Write out each line of the material again, word for word.

(Part of a data file)
──────────────────────────────

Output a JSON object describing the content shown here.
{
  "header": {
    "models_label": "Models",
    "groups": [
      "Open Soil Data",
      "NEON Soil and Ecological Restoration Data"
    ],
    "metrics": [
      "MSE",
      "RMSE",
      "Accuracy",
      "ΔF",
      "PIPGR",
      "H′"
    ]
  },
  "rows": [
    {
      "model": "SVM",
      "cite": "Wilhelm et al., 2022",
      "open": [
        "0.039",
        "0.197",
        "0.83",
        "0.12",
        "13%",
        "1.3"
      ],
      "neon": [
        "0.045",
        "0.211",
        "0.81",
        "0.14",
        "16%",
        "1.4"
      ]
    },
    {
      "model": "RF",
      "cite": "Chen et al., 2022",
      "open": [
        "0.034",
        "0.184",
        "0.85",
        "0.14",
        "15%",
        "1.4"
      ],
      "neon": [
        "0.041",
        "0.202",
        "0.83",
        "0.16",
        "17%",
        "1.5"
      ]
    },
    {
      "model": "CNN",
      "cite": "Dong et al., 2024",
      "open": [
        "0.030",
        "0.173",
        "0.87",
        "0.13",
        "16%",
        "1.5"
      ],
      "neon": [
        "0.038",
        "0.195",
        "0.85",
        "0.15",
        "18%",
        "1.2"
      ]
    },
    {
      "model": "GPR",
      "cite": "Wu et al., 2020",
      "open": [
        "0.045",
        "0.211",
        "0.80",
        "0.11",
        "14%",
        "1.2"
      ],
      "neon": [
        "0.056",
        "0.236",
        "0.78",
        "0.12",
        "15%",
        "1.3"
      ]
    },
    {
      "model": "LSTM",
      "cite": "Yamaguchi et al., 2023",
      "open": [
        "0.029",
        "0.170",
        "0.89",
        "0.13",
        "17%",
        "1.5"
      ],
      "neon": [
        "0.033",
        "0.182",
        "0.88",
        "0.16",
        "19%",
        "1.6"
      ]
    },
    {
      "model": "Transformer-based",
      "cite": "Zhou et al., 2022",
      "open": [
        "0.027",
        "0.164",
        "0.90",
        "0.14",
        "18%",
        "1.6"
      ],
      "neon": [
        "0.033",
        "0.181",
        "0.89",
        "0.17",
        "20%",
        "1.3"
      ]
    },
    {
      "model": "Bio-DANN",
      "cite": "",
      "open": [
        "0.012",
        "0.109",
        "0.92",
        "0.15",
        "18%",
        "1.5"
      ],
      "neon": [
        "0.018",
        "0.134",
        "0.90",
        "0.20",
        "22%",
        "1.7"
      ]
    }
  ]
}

──────────────────────────────

## Answer to the problem:
Output a JSON object describing the content shown here.
{
  "header": {
    "models_label": "Models",
    "groups": [
      "Open Soil Data",
      "NEON Soil and Ecological Restoration Data"
    ],
    "metrics": [
      "MSE",
      "RMSE",
      "Accuracy",
      "ΔF",
      "PIPGR",
      "H′"
    ]
  },
  "rows": [
    {
      "model": "SVM",
      "cite": "Wilhelm et al., 2022",
      "open": [
        "0.039",
        "0.197",
        "0.83",
        "0.12",
        "13%",
        "1.3"
      ],
      "neon": [
        "0.045",
        "0.211",
        "0.81",
        "0.14",
        "16%",
        "1.4"
      ]
    },
    {
      "model": "RF",
      "cite": "Chen et al., 2022",
      "open": [
        "0.034",
        "0.184",
        "0.85",
        "0.14",
        "15%",
        "1.4"
      ],
      "neon": [
        "0.041",
        "0.202",
        "0.83",
        "0.16",
        "17%",
        "1.5"
      ]
    },
    {
      "model": "CNN",
      "cite": "Dong et al., 2024",
      "open": [
        "0.030",
        "0.173",
        "0.87",
        "0.13",
        "16%",
        "1.5"
      ],
      "neon": [
        "0.038",
        "0.195",
        "0.85",
        "0.15",
        "18%",
        "1.2"
      ]
    },
    {
      "model": "GPR",
      "cite": "Wu et al., 2020",
      "open": [
        "0.045",
        "0.211",
        "0.80",
        "0.11",
        "14%",
        "1.2"
      ],
      "neon": [
        "0.056",
        "0.236",
        "0.78",
        "0.12",
        "15%",
        "1.3"
      ]
    },
    {
      "model": "LSTM",
      "cite": "Yamaguchi et al., 2023",
      "open": [
        "0.029",
        "0.170",
        "0.89",
        "0.13",
        "17%",
        "1.5"
      ],
      "neon": [
        "0.033",
        "0.182",
        "0.88",
        "0.16",
        "19%",
        "1.6"
      ]
    },
    {
      "model": "Transformer-based",
      "cite": "Zhou et al., 2022",
      "open": [
        "0.027",
        "0.164",
        "0.90",
        "0.14",
        "18%",
        "1.6"
      ],
      "neon": [
        "0.033",
        "0.181",
        "0.89",
        "0.17",
        "20%",
        "1.3"
      ]
    },
    {
      "model": "Bio-DANN",
      "cite": "",
      "open": [
        "0.012",
        "0.109",
        "0.92",
        "0.15",
        "18%",
        "1.5"
      ],
      "neon": [
        "0.018",
        "0.134",
        "0.90",
        "0.20",
        "22%",
        "1.7"
      ]
    }
  ]
}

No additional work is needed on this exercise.